>> start RECORDED INFORMATION

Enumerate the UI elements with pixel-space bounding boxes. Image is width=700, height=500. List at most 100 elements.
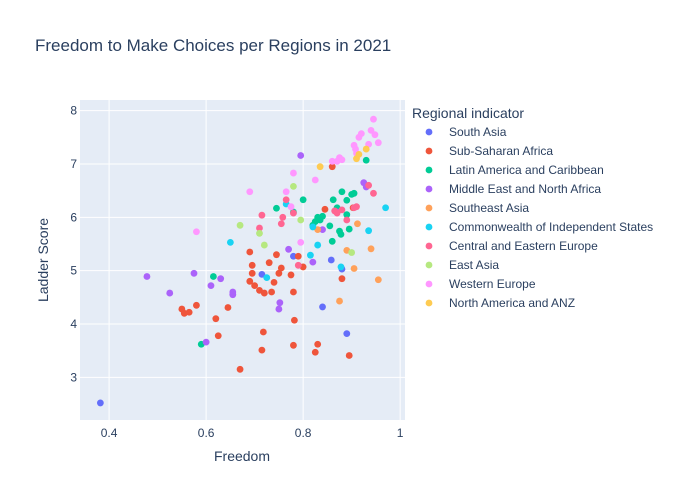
data-point (345, 352, 353, 359)
data-point (328, 163, 336, 171)
data-point (328, 237, 336, 245)
data-point (256, 224, 263, 232)
data-point (333, 209, 341, 217)
data-point (326, 222, 334, 230)
legend-item-label: Latin America and Caribbean (449, 163, 604, 177)
data-point (290, 169, 297, 177)
data-point (246, 277, 254, 285)
legend-marker (425, 223, 433, 231)
y-tick-labels: 3 4 5 6 7 8 (70, 104, 77, 385)
y-tick-label: 8 (70, 104, 77, 118)
legend-marker (425, 147, 433, 155)
data-point (314, 241, 322, 249)
data-point (362, 145, 370, 153)
data-point (143, 273, 151, 280)
x-tick-label: 0.8 (295, 426, 312, 440)
x-tick-label: 1 (397, 426, 404, 440)
data-point (374, 139, 382, 147)
data-point (357, 130, 365, 138)
data-point (350, 265, 358, 272)
data-point (287, 203, 295, 211)
data-point (277, 264, 285, 272)
data-point (258, 211, 266, 219)
data-point (290, 341, 297, 349)
data-point (290, 252, 297, 260)
data-point (282, 196, 290, 204)
data-point (370, 115, 377, 123)
data-point (319, 303, 326, 311)
data-point (337, 263, 345, 271)
data-point (190, 269, 198, 277)
data-point (185, 308, 193, 316)
legend-item-label: Sub-Saharan Africa (449, 144, 553, 158)
data-point (365, 181, 373, 189)
x-tick-label: 0.6 (198, 426, 215, 440)
data-point (297, 152, 305, 159)
data-point (258, 271, 266, 278)
data-point (248, 269, 256, 277)
data-point (309, 258, 317, 266)
data-point (273, 204, 280, 212)
legend-item-label: South Asia (449, 125, 507, 139)
plot-area (80, 100, 405, 420)
legend-marker (425, 299, 433, 307)
chart-title: Freedom to Make Choices per Regions in 2… (35, 36, 391, 55)
data-point (382, 204, 389, 212)
data-point (212, 315, 220, 323)
data-point (321, 205, 329, 213)
x-tick-labels: 0.4 0.6 0.8 1 (101, 426, 404, 440)
data-point (311, 348, 319, 356)
data-point (319, 226, 326, 234)
data-points (96, 115, 389, 407)
data-point (350, 189, 358, 197)
x-axis-title: Freedom (214, 448, 270, 464)
data-point (336, 297, 343, 305)
data-point (365, 227, 373, 235)
data-point (251, 282, 259, 289)
data-point (268, 288, 276, 296)
data-point (316, 163, 324, 171)
y-tick-label: 6 (70, 210, 77, 224)
y-tick-label: 3 (70, 370, 77, 384)
data-point (297, 216, 305, 224)
data-point (246, 188, 254, 196)
data-point (294, 261, 302, 269)
legend-item-label: Southeast Asia (449, 201, 529, 215)
data-point (311, 176, 319, 184)
data-point (309, 223, 317, 231)
data-point (277, 220, 285, 228)
y-axis-title: Ladder Score (35, 218, 51, 302)
data-point (287, 271, 295, 279)
data-point (345, 225, 353, 233)
data-point (166, 289, 174, 297)
data-point (343, 216, 351, 224)
data-point (355, 151, 363, 158)
legend-marker (425, 185, 433, 193)
data-point (224, 304, 232, 311)
y-tick-label: 4 (70, 317, 77, 331)
data-point (279, 213, 287, 221)
data-point (276, 299, 284, 307)
legend-item-label: East Asia (449, 258, 499, 272)
data-point (329, 196, 337, 204)
data-point (217, 275, 225, 283)
legend-item-label: Western Europe (449, 277, 536, 291)
data-point (282, 188, 290, 196)
data-point (307, 251, 314, 259)
legend-item-label: Central and Eastern Europe (449, 239, 598, 253)
y-tick-label: 5 (70, 264, 77, 278)
data-point (226, 239, 234, 246)
data-point (338, 156, 346, 164)
data-point (374, 276, 382, 284)
legend-item-label: North America and ANZ (449, 296, 575, 310)
data-point (236, 365, 244, 373)
legend-marker (425, 261, 433, 269)
data-point (207, 282, 215, 289)
data-point (256, 229, 263, 237)
data-point (337, 231, 345, 238)
data-point (248, 261, 256, 269)
legend-marker (425, 166, 433, 174)
data-point (285, 245, 292, 253)
data-point (338, 206, 346, 214)
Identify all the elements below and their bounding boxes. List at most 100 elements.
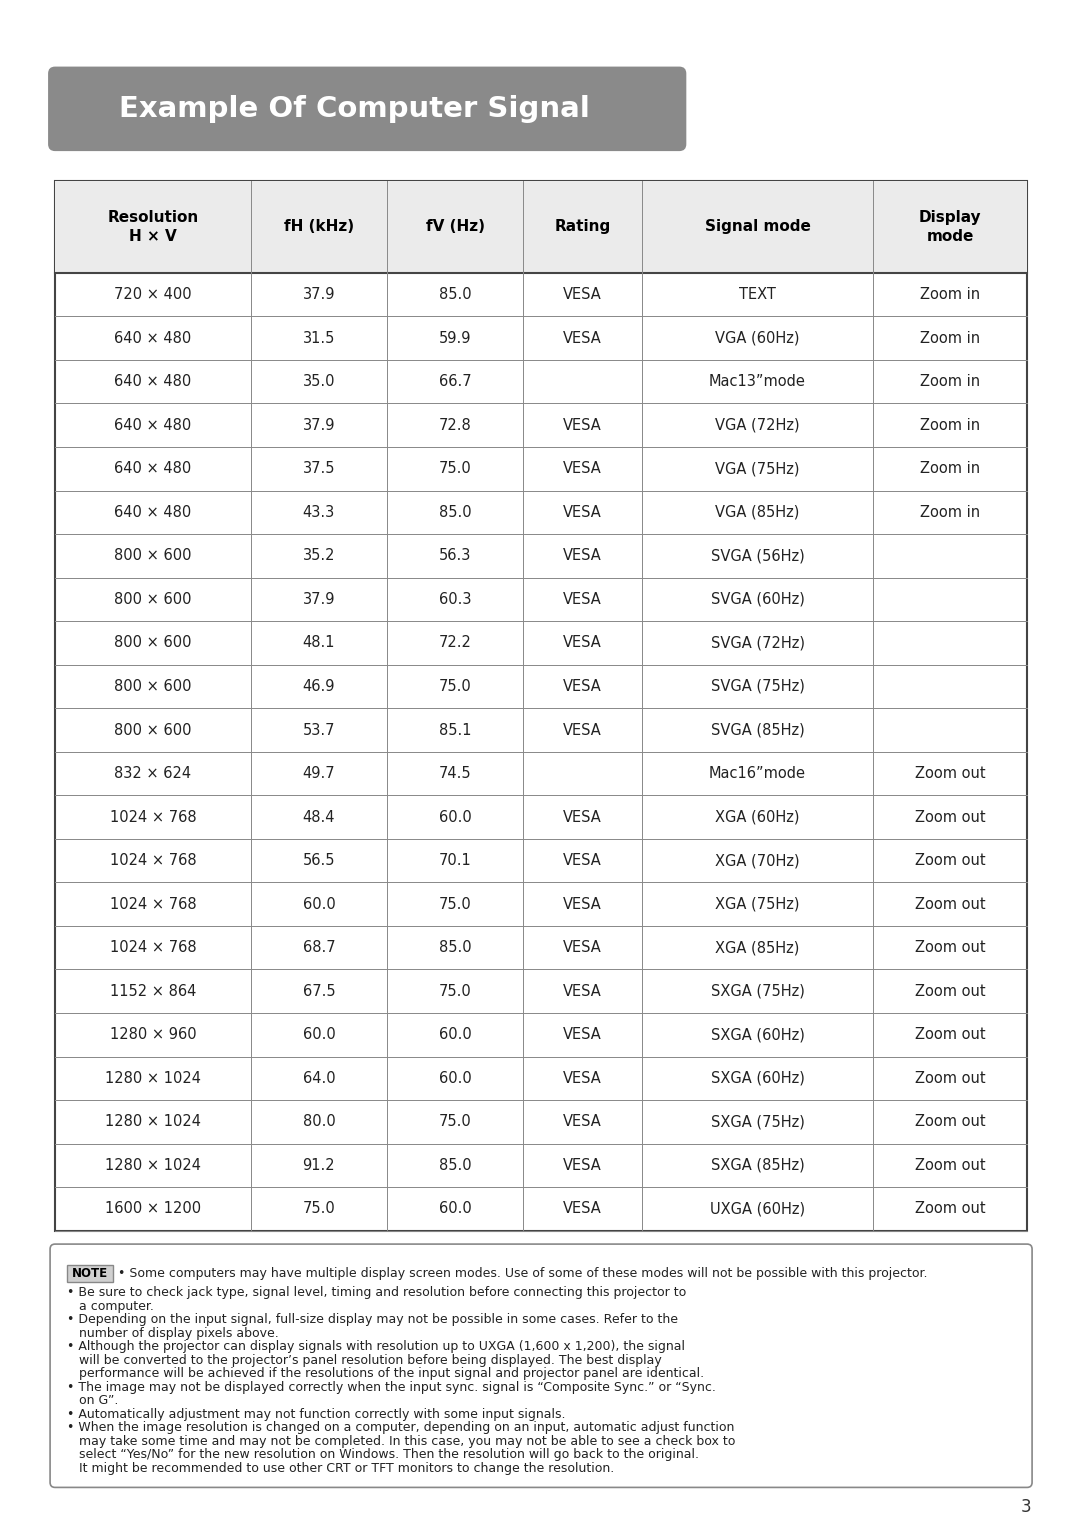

>> end RECORDED INFORMATION

THE TASK
Express the stretch of the listing from the line containing "data-point (345, 352, 353, 359)" through the line containing "legend-item-label: Sub-Saharan Africa" as a numbered list, including both of those lines and omitting any blank lines.

ANSWER TO THIS PROBLEM
1. data-point (345, 352, 353, 359)
2. data-point (328, 163, 336, 171)
3. data-point (328, 237, 336, 245)
4. data-point (256, 224, 263, 232)
5. data-point (333, 209, 341, 217)
6. data-point (326, 222, 334, 230)
7. legend-item-label: Latin America and Caribbean (449, 163, 604, 177)
8. data-point (290, 169, 297, 177)
9. data-point (246, 277, 254, 285)
10. legend-marker (425, 223, 433, 231)
11. y-tick-labels: 3 4 5 6 7 8 (70, 104, 77, 385)
12. y-tick-label: 8 (70, 104, 77, 118)
13. legend-marker (425, 147, 433, 155)
14. data-point (314, 241, 322, 249)
15. data-point (362, 145, 370, 153)
16. data-point (143, 273, 151, 280)
17. x-tick-label: 0.8 (295, 426, 312, 440)
18. x-tick-label: 1 (397, 426, 404, 440)
19. data-point (374, 139, 382, 147)
20. data-point (357, 130, 365, 138)
21. data-point (350, 265, 358, 272)
22. data-point (287, 203, 295, 211)
23. data-point (277, 264, 285, 272)
24. data-point (258, 211, 266, 219)
25. data-point (290, 341, 297, 349)
26. data-point (290, 252, 297, 260)
27. data-point (282, 196, 290, 204)
28. data-point (370, 115, 377, 123)
29. data-point (319, 303, 326, 311)
30. data-point (337, 263, 345, 271)
31. data-point (190, 269, 198, 277)
32. data-point (185, 308, 193, 316)
33. legend-item-label: Sub-Saharan Africa (449, 144, 553, 158)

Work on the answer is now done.